EXCERPTED TEXT:
━━━━━━

For prefill, maintaining high throughput while reducing first-token latency (FTL), especially on long contexts, takes aggressive parallelization. Chunked Pipeline Parallelism (CPP) is well suited here: it splits both the model layers across GPUs and the input context into chunks that flow through the pipeline (see Figure 8, below).

Diagram of a two-stage pipeline where input token chunks flow through the stages over time, so layers and chunks process in parallel.
Diagram of a two-stage pipeline where input token chunks flow through the stages over time, so layers and chunks process in parallel.
Figure 8. Chunked Pipeline Parallelism splits tokens and layers across GPUs for pipeline execution

This lets prefill workers handle long sequences within tight FTL budgets without resorting to wide tensor parallelism (see Figure 9, below).

Chart showing that as pipeline-parallel size grows from 1 to 32, first-token latency drops steadily while tokens/s/GPU stays roughly constant.
Chart showing that as pipeline-parallel size grows from 1 to 32, first-token latency drops steadily while tokens/s/GPU stays roughly constant.

━━━━━━

DATASET:

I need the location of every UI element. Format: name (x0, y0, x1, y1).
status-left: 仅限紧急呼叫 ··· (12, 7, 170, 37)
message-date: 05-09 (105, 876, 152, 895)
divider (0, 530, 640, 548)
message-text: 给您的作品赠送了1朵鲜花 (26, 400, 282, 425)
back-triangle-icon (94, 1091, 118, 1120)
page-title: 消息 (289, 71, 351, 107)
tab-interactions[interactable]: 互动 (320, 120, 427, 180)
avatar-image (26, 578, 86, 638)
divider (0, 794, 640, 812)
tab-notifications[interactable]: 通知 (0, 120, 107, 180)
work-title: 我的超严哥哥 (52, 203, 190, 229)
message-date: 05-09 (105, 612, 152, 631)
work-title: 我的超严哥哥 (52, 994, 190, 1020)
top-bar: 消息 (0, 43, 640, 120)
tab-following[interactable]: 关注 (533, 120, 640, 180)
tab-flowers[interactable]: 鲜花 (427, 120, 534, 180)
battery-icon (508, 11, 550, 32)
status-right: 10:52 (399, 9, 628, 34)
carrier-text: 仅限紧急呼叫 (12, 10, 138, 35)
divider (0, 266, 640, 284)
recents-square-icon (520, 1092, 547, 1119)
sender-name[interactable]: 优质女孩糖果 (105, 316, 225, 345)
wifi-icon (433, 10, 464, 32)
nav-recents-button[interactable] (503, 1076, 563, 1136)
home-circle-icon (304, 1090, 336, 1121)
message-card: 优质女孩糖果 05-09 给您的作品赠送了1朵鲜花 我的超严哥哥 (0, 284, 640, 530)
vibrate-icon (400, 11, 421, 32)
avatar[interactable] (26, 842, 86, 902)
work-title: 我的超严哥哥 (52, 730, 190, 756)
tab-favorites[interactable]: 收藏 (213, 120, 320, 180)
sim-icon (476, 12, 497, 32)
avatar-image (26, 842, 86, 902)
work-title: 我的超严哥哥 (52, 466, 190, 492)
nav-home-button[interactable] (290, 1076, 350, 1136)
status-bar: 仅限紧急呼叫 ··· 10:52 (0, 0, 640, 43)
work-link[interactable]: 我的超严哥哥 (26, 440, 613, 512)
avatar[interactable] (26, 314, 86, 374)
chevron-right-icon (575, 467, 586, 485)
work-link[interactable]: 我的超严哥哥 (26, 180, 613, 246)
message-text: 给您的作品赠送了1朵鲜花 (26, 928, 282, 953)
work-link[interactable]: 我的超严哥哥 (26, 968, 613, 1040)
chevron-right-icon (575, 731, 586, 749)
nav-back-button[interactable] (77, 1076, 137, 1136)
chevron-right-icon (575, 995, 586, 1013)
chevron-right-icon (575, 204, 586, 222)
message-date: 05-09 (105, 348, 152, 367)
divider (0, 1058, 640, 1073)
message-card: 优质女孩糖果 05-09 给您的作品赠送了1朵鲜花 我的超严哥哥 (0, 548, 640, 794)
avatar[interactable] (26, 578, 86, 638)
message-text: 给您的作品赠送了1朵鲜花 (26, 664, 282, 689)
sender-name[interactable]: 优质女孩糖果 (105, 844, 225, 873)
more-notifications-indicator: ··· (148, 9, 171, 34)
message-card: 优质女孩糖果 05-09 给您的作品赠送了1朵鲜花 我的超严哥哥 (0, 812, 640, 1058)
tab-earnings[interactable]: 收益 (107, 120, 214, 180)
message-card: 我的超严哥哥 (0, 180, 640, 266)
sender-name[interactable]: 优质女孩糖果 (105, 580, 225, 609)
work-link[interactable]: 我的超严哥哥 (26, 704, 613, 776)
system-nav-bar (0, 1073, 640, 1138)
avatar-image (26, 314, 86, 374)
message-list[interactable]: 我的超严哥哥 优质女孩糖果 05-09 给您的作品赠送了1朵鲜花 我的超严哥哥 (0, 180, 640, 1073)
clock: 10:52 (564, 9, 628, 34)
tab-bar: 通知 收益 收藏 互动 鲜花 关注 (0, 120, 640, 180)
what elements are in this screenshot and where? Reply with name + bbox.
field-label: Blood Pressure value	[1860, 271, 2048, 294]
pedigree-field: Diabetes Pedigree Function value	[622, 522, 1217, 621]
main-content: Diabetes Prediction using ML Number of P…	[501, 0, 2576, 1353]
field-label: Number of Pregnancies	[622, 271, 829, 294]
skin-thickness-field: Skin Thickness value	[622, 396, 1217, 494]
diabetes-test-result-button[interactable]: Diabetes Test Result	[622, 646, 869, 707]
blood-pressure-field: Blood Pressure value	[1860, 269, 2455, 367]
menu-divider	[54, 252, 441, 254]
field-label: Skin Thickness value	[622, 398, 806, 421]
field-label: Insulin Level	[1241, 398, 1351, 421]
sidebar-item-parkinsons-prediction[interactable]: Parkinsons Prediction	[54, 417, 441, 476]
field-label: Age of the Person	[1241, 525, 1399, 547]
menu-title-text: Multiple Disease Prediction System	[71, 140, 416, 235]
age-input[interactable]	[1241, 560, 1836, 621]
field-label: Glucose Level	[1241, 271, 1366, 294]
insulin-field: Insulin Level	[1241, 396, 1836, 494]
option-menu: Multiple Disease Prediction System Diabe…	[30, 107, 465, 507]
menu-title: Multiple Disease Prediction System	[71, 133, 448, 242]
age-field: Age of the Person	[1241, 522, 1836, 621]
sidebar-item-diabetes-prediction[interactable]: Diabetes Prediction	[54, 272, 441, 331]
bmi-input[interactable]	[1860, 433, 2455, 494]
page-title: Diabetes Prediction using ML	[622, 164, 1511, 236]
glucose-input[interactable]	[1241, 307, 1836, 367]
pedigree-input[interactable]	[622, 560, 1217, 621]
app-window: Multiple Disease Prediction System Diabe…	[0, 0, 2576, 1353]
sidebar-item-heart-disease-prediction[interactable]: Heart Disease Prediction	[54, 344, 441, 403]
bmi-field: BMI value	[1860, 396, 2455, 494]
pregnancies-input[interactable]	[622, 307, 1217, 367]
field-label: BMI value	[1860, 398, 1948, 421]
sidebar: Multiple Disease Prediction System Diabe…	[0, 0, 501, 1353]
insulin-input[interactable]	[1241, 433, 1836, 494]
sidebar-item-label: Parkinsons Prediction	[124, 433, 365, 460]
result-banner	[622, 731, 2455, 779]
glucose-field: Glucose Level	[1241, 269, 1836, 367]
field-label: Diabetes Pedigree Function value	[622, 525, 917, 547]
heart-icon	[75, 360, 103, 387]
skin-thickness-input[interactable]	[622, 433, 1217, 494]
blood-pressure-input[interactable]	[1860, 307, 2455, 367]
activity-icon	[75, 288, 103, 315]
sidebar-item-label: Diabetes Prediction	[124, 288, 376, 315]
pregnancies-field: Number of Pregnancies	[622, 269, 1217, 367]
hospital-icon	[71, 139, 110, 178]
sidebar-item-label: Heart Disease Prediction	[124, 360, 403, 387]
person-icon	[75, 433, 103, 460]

━━━━━━

WORK REQUEST A:
From the chunked pipeline parallelism excerpt, reproduce the stretch from "For prefill, maintaining" through "Figure 9, below).".
WORK REQUEST B:
Answer these from the chunked pipeline parallelism excerpt:
(i) Which two things does Chunked Pipeline Parallelism split?
(ii) What does it let prefill workers avoid resorting to?
(iii) In the chart, what happens to tokens/s/GPU as pipeline-parallel size grows from 1 to 32?

SOLUTION A:
For prefill, maintaining high throughput while reducing first-token latency (FTL), especially on long contexts, takes aggressive parallelization. Chunked Pipeline Parallelism (CPP) is well suited here: it splits both the model layers across GPUs and the input context into chunks that flow through the pipeline (see Figure 8, below).

Diagram of a two-stage pipeline where input token chunks flow through the stages over time, so layers and chunks process in parallel.
Diagram of a two-stage pipeline where input token chunks flow through the stages over time, so layers and chunks process in parallel.
Figure 8. Chunked Pipeline Parallelism splits tokens and layers across GPUs for pipeline execution

This lets prefill workers handle long sequences within tight FTL budgets without resorting to wide tensor parallelism (see Figure 9, below).

SOLUTION B:
(i) The model layers across GPUs, and the input context into chunks.
(ii) Wide tensor parallelism.
(iii) It stays roughly constant.